# [Exercise goal]
Single out each line with the word "source" and copy it.

# [Dataset entries]
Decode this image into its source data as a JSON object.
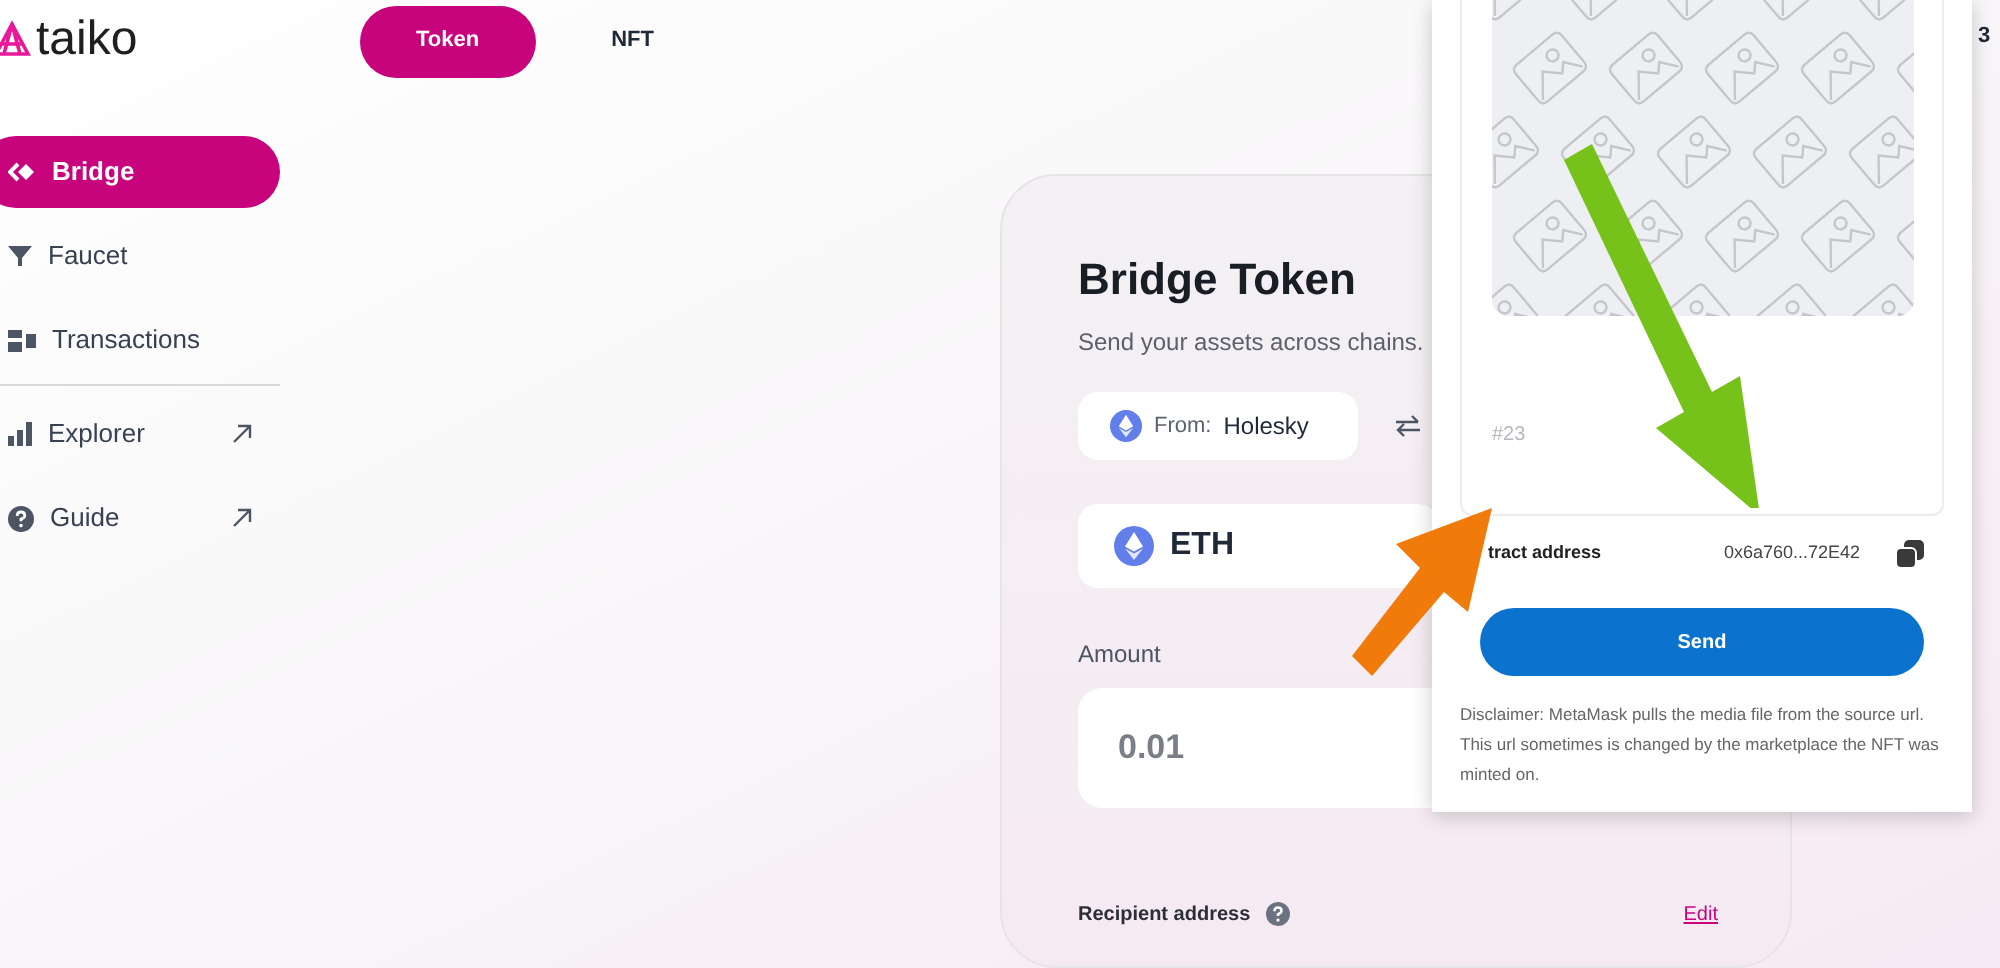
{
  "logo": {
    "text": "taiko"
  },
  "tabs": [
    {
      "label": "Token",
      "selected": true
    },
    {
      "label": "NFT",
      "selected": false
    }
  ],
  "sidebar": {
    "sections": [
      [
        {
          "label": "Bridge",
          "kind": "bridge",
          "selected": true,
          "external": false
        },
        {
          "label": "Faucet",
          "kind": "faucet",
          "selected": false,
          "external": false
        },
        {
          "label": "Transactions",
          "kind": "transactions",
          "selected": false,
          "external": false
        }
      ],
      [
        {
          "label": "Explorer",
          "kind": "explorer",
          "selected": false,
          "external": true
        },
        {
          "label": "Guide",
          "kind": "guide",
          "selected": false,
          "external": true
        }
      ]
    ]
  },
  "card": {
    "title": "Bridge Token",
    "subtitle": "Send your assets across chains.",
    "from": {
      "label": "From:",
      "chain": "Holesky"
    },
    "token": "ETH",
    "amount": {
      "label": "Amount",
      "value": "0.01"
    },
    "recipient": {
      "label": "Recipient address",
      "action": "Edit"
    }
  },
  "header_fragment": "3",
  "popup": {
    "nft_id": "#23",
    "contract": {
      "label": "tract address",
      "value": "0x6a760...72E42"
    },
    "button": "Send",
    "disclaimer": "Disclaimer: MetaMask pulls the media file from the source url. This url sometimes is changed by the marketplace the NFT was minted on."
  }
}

# [Task output]
Decode this image into its source data as a JSON object.
    "disclaimer": "Disclaimer: MetaMask pulls the media file from the source url. This url sometimes is changed by the marketplace the NFT was minted on."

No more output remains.